### [TASK TO COMPLETE]
Collect all lines below with the string "disposed".

[BEGIN RECORDS FOR THIS TASK]

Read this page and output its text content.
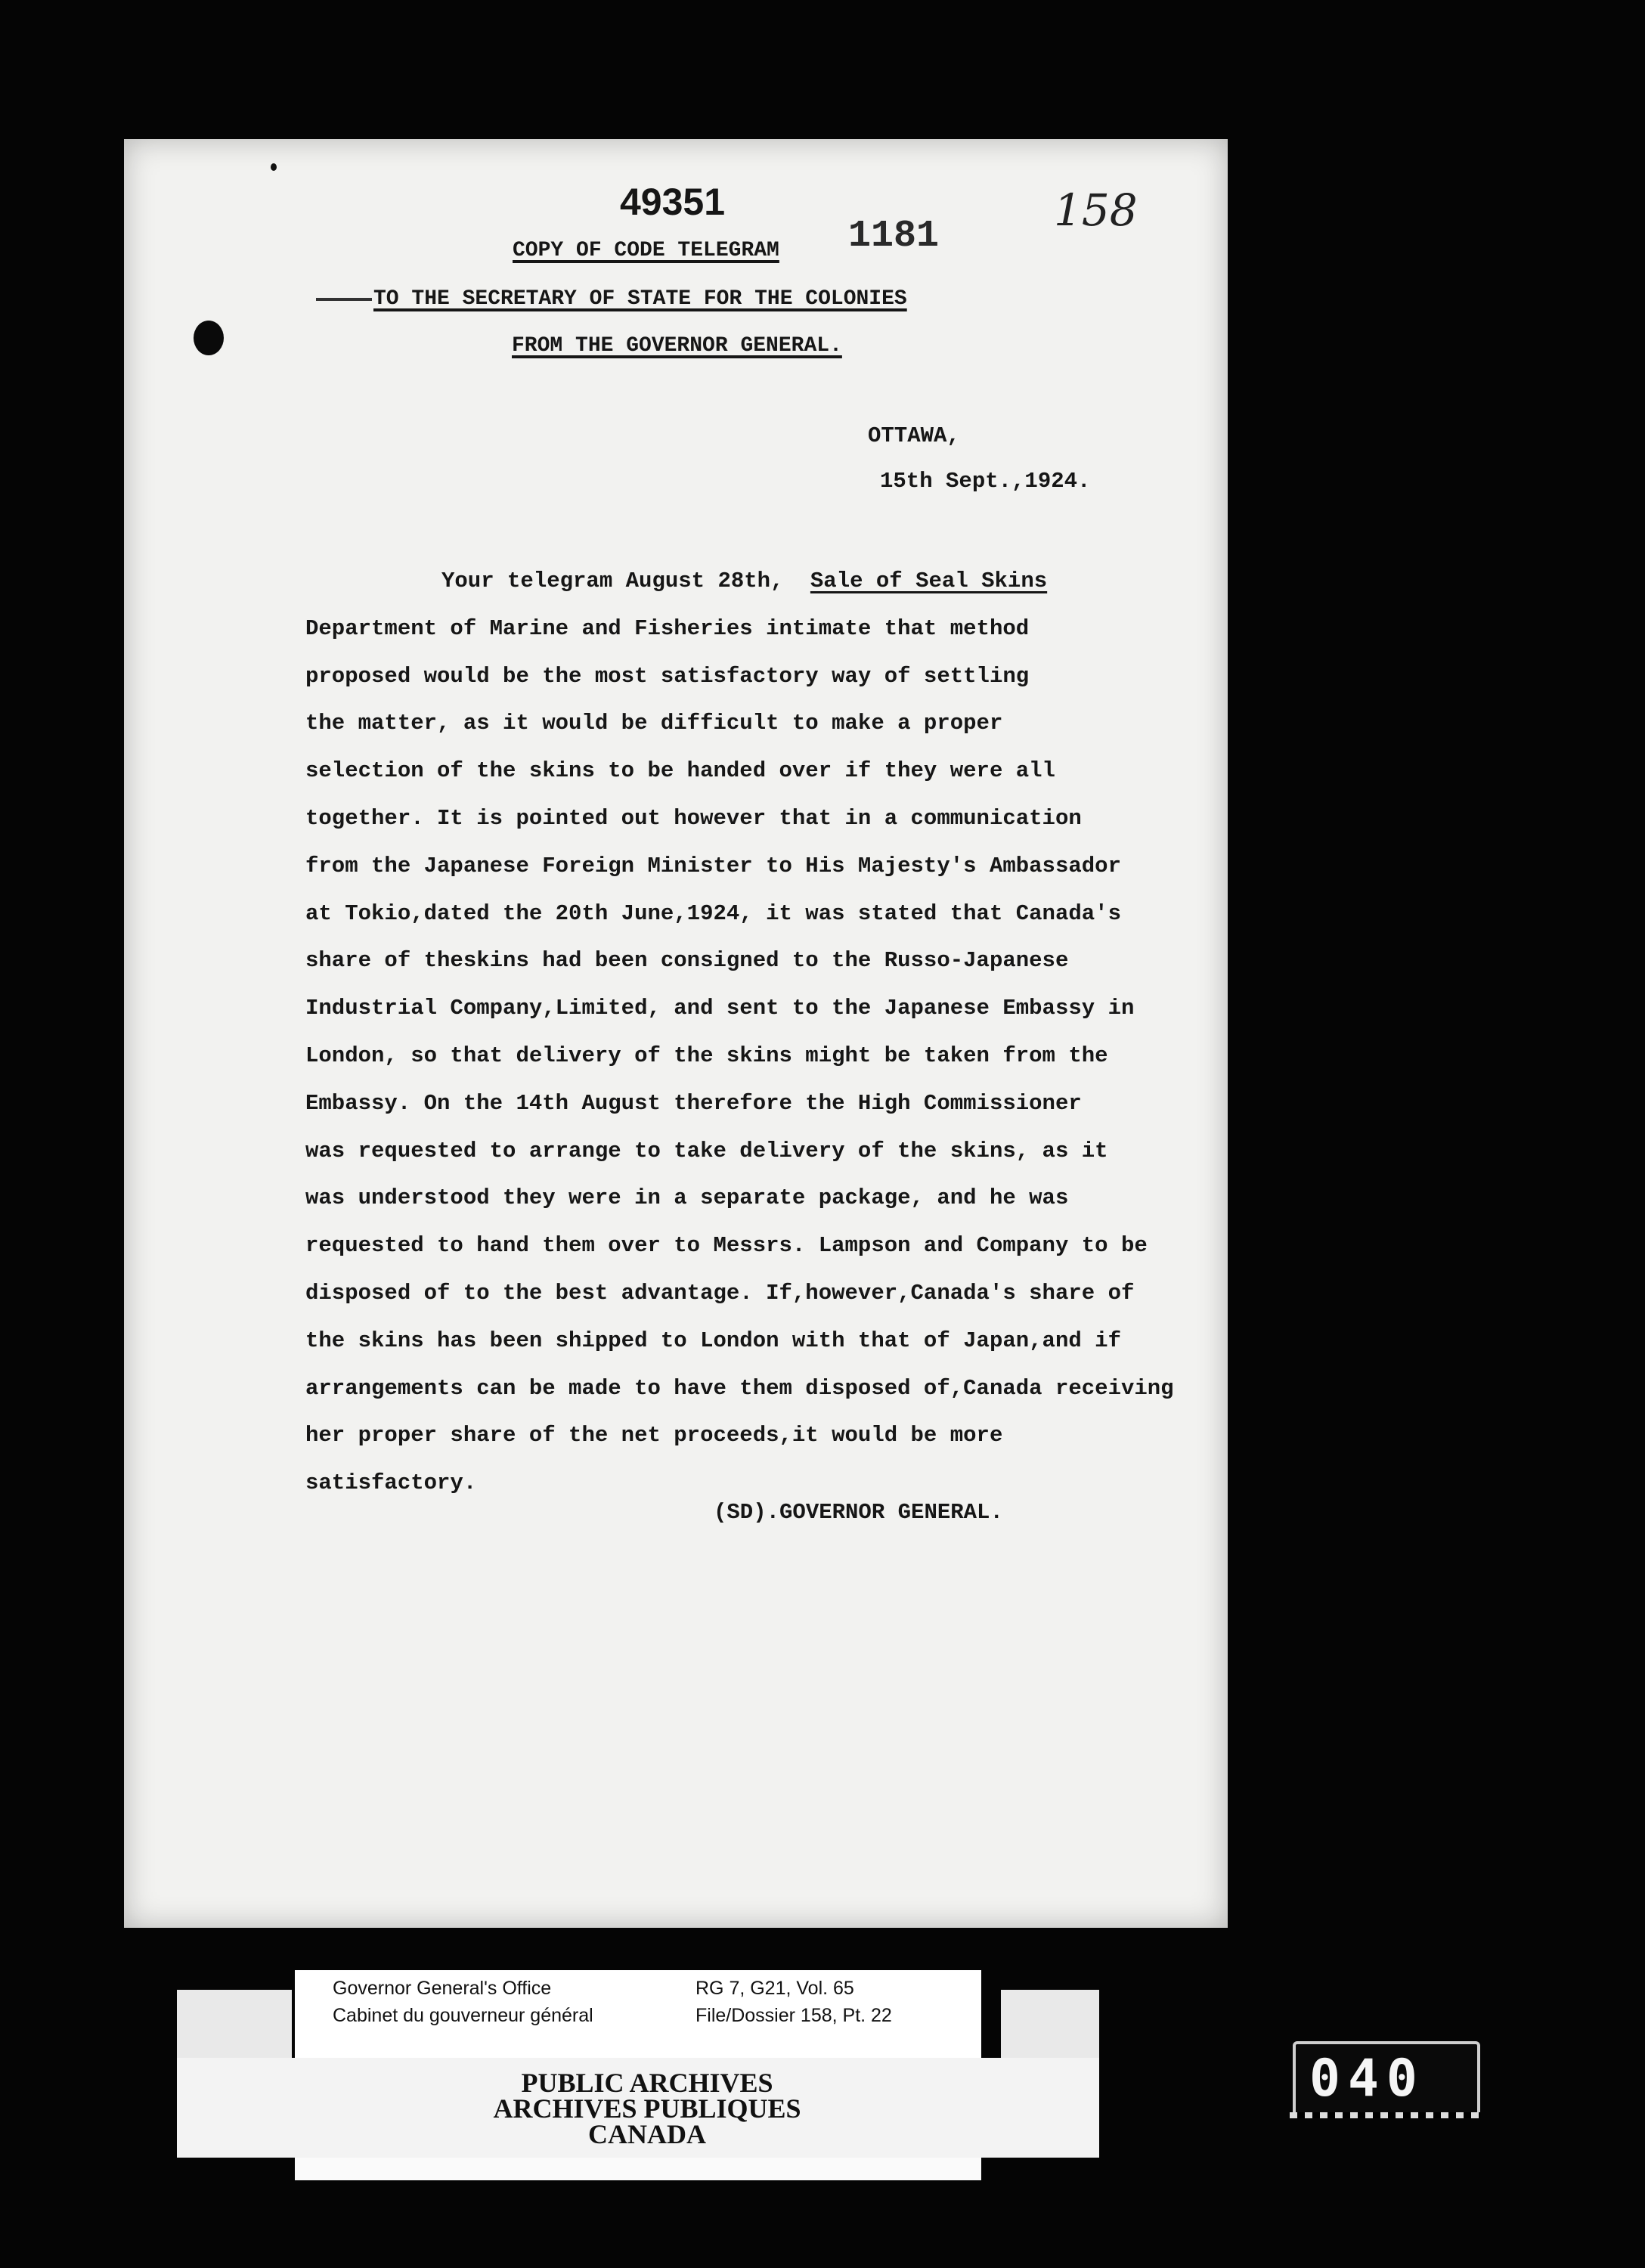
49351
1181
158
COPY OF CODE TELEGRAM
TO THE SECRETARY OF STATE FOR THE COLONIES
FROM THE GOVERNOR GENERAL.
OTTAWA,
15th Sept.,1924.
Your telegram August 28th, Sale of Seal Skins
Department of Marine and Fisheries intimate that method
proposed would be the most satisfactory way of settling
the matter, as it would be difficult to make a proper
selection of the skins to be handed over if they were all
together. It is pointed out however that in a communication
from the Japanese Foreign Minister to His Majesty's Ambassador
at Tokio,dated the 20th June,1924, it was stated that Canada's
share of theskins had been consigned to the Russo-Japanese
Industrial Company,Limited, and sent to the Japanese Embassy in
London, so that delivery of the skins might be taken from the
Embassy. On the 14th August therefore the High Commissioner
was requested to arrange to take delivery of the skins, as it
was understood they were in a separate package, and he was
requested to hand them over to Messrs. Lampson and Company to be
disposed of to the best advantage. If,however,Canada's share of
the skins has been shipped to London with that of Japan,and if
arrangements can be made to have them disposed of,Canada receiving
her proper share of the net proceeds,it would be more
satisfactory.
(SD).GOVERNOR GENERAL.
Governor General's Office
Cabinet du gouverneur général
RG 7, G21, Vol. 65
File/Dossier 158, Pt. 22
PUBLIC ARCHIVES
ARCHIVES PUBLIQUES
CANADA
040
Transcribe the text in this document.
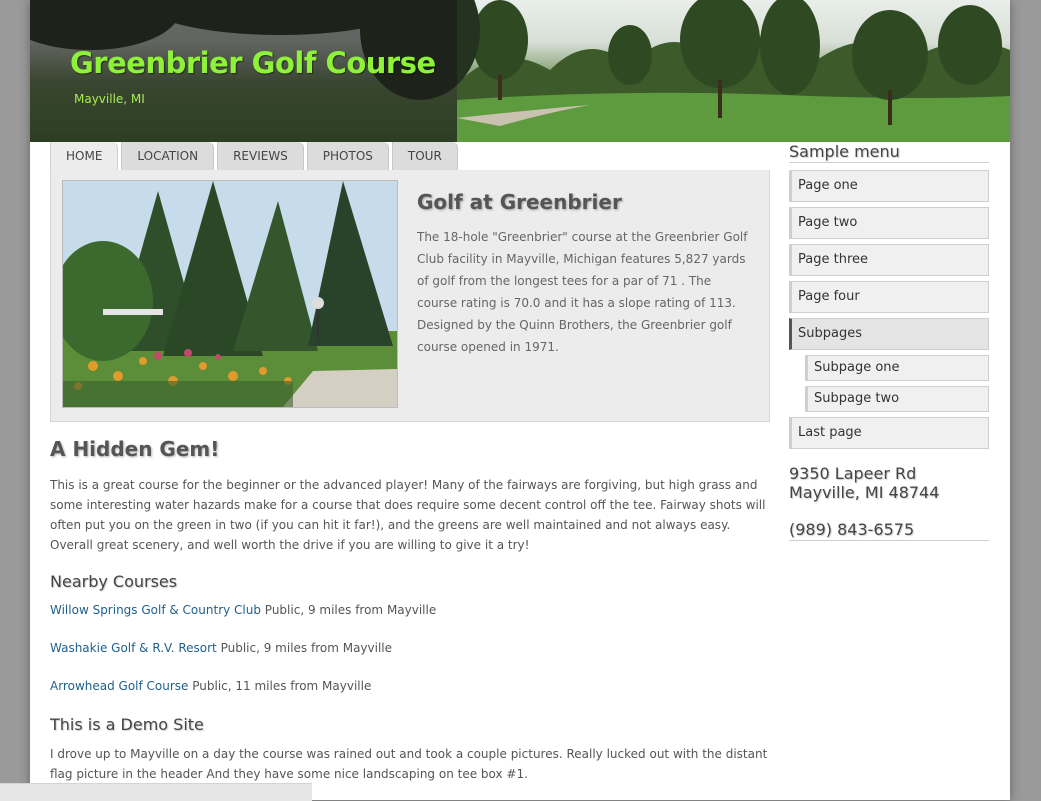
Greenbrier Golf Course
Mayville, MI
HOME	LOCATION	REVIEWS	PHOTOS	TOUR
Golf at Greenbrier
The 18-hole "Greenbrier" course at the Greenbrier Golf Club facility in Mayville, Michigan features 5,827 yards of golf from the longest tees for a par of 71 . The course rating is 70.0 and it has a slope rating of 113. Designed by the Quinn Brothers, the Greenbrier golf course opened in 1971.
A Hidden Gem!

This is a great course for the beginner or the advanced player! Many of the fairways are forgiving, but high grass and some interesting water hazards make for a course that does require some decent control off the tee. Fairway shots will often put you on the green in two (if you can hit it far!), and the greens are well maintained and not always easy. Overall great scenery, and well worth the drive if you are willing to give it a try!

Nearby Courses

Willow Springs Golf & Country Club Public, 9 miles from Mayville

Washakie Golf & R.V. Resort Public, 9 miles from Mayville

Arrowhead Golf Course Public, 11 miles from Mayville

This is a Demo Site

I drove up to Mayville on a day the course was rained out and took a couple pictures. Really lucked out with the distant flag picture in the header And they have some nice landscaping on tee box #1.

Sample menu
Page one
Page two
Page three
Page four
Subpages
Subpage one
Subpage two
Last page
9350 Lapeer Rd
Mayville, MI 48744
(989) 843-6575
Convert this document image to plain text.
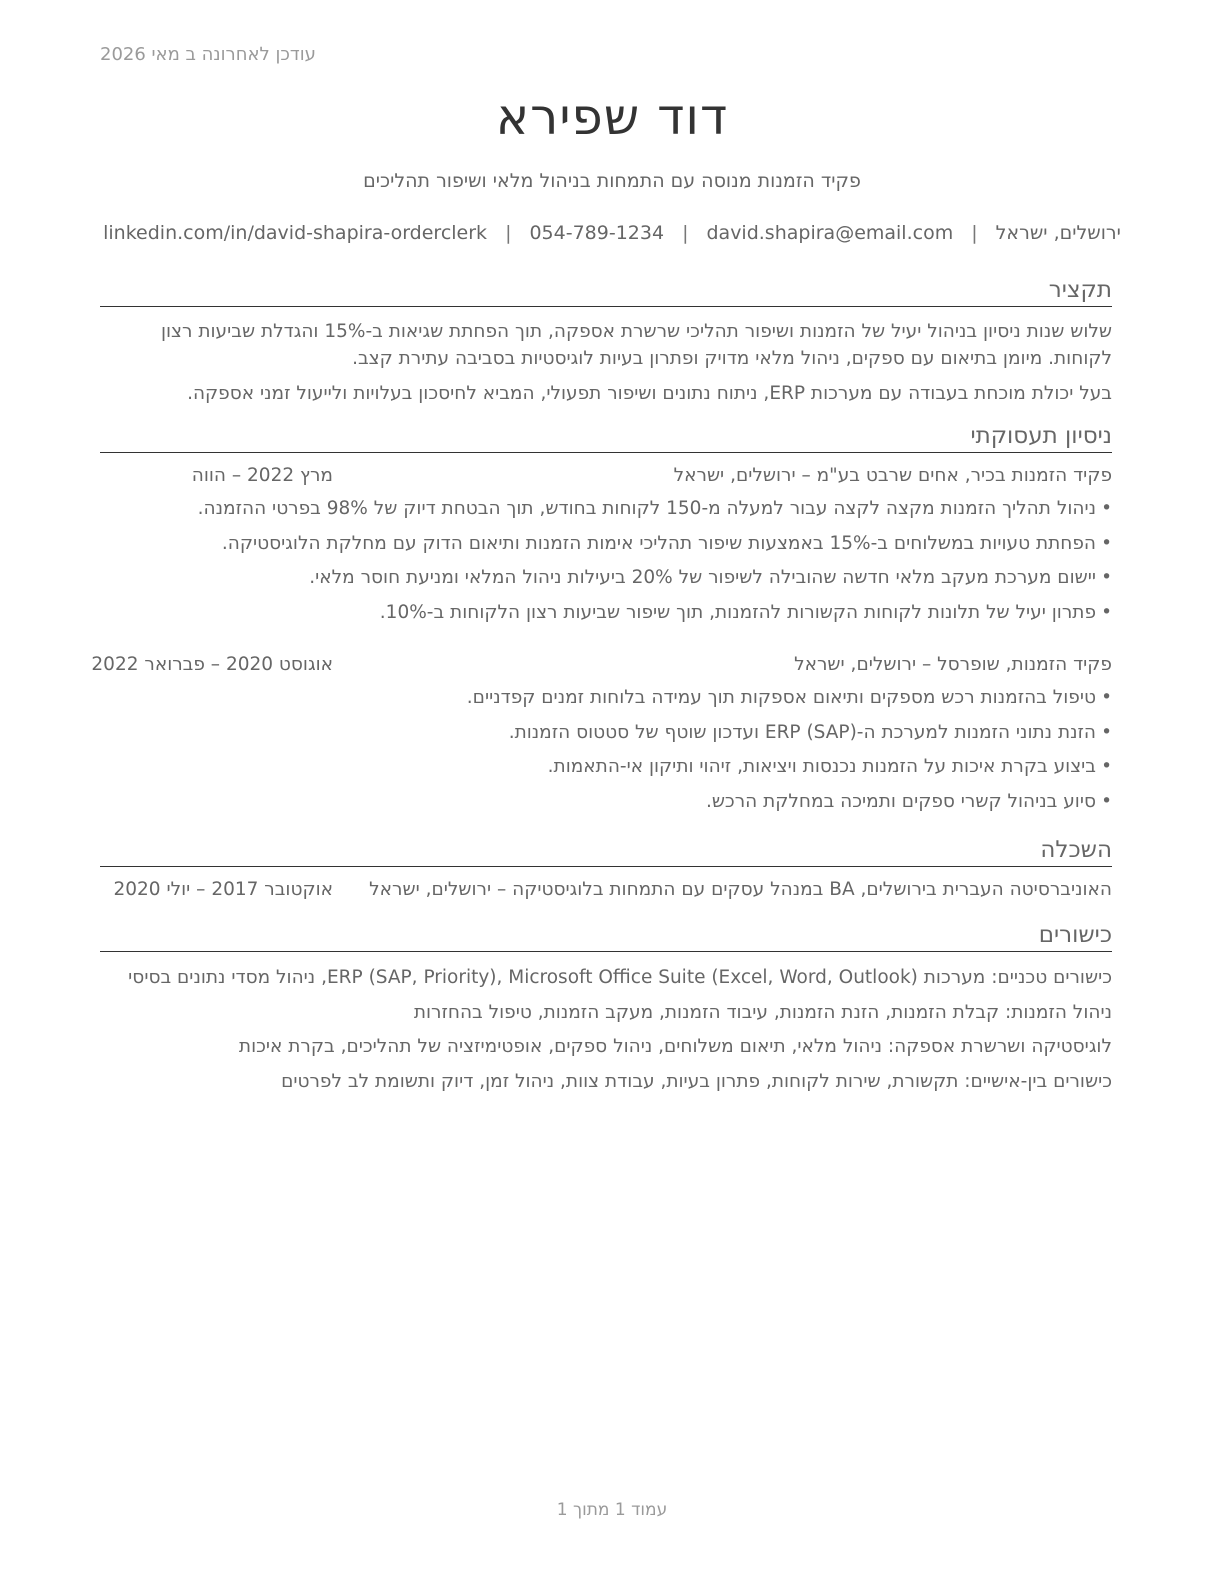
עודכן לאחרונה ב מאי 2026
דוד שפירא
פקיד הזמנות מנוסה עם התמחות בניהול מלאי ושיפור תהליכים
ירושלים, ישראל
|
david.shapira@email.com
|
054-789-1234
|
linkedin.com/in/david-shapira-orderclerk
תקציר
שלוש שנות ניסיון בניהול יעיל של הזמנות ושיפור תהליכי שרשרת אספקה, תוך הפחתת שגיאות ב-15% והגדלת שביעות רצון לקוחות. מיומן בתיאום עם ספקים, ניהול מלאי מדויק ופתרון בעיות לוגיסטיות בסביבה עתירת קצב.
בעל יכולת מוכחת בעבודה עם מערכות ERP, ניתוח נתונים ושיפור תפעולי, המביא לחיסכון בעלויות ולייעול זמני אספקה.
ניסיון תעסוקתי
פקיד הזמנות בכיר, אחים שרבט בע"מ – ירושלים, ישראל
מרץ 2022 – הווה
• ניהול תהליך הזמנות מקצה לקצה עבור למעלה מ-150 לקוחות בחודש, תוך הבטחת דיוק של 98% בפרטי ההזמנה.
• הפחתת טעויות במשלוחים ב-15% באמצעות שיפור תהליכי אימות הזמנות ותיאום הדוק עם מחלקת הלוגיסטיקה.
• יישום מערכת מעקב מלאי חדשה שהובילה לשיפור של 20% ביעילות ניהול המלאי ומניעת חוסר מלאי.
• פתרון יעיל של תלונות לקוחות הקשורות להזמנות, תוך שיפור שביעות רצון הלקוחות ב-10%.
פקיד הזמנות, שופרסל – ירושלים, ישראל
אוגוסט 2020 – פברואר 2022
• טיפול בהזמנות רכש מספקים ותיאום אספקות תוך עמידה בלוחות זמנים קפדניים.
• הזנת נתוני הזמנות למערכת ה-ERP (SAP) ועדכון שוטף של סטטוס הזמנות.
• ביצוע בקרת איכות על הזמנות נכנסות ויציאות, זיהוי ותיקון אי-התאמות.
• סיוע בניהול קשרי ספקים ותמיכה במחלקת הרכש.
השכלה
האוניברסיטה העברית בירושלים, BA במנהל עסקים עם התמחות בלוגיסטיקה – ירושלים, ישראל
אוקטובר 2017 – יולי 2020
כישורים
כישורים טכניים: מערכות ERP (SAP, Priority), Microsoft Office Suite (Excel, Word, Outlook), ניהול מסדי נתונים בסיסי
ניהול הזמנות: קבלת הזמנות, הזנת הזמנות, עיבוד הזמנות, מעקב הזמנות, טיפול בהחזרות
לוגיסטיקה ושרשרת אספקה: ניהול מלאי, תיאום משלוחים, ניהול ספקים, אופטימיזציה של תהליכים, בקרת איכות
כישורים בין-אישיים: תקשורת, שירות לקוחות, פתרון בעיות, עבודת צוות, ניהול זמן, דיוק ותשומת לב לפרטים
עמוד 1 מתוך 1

[END RECORDS FOR THIS TASK]

### [CORRECT ANSWER]
disposed of to the best advantage. If,however,Canada's share of
arrangements can be made to have them disposed of,Canada receiving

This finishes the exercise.